● INPUT ROWS

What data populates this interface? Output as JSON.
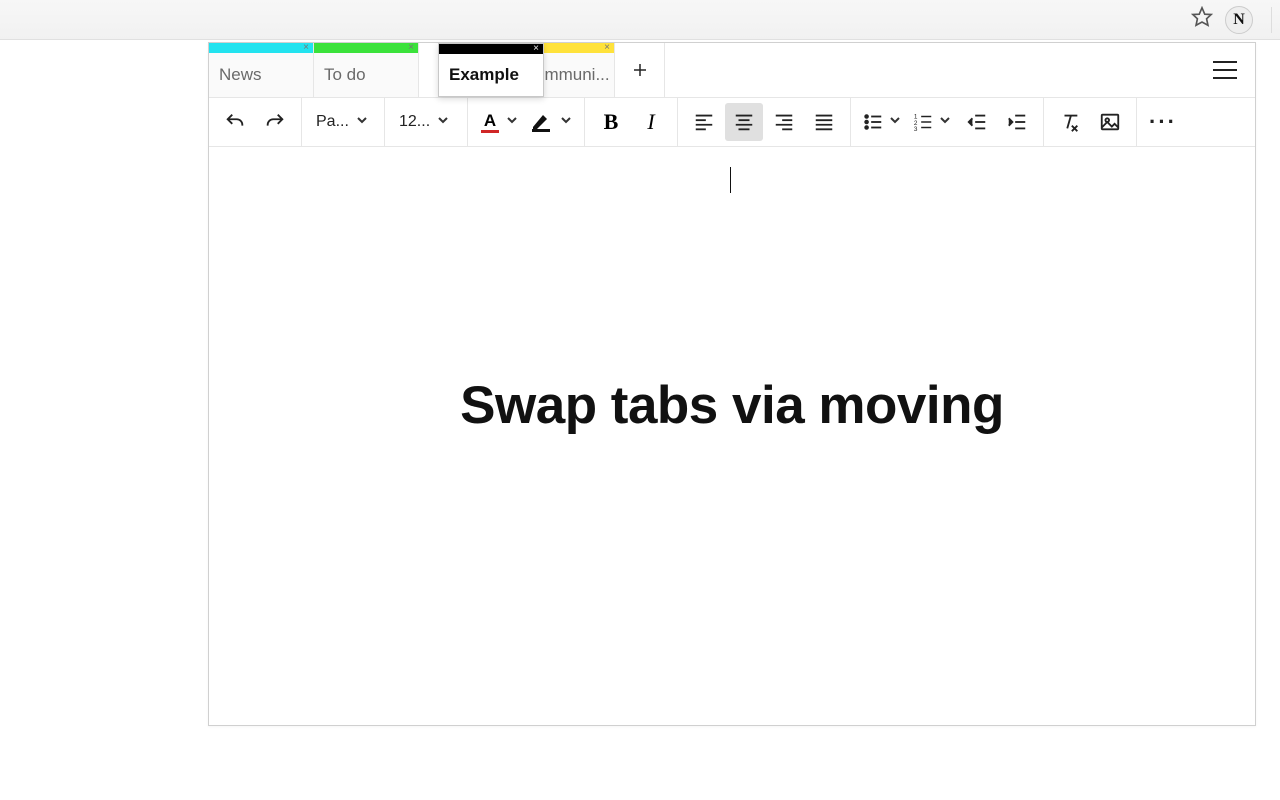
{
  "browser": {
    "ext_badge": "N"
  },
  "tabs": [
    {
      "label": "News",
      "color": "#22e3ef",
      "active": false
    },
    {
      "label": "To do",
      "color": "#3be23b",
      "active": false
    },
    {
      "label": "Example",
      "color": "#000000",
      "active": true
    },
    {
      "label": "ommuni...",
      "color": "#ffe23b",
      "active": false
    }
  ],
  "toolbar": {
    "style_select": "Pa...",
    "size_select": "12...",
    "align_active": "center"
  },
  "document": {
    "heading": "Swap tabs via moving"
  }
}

==

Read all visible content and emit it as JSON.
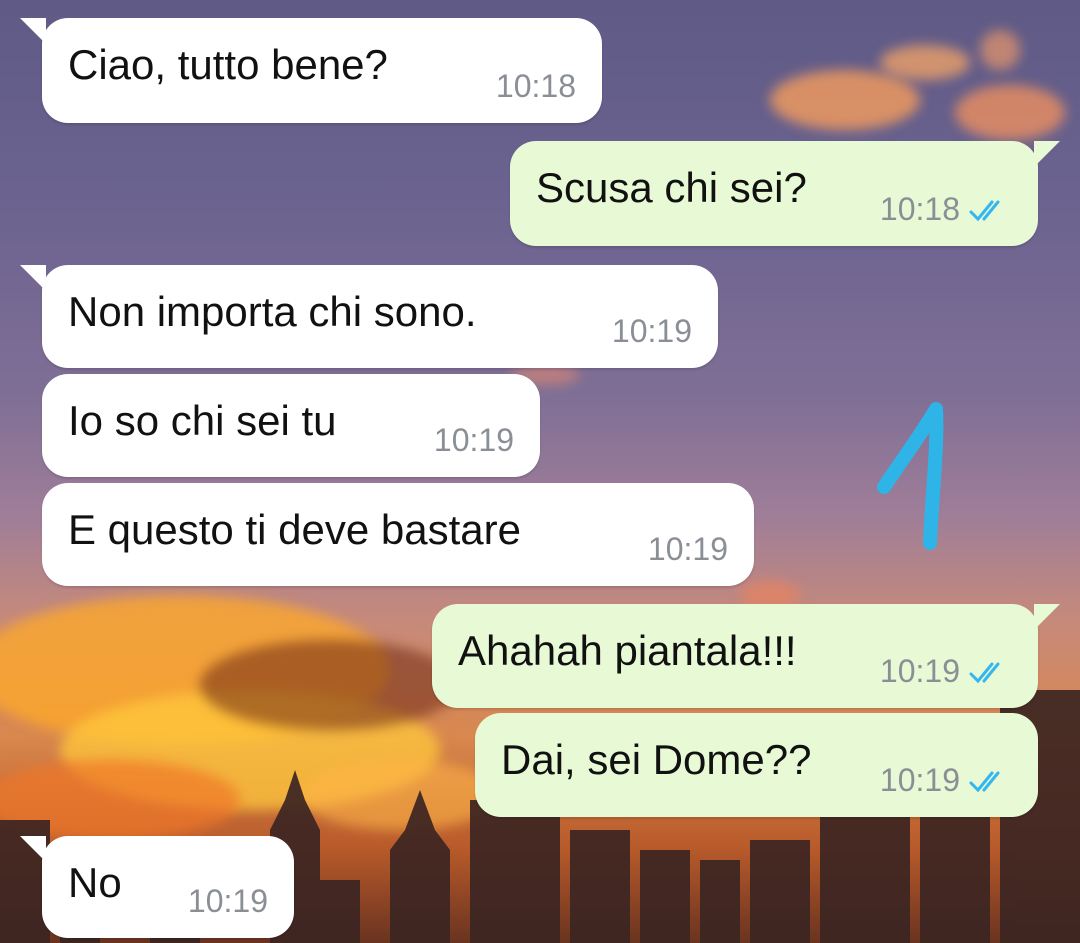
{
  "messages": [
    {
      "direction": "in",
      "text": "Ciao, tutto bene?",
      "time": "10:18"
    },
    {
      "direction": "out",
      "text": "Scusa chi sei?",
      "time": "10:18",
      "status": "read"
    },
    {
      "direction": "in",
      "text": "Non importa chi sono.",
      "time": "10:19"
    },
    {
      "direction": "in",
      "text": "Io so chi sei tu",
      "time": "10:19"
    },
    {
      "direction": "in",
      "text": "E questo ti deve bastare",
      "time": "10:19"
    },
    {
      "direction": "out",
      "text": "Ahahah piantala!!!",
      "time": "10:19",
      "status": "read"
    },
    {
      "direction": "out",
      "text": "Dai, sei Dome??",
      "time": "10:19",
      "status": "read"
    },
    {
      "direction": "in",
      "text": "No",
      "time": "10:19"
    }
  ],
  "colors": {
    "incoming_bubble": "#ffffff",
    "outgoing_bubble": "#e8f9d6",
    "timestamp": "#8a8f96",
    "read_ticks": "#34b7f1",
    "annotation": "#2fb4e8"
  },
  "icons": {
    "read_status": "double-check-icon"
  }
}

● WHAT THE TASK REQUIRES
From the data above, copy each line that has the string "JSON".

● FINAL RESULT
What data populates this interface? Output as JSON.
Read all visible content and emit it as JSON.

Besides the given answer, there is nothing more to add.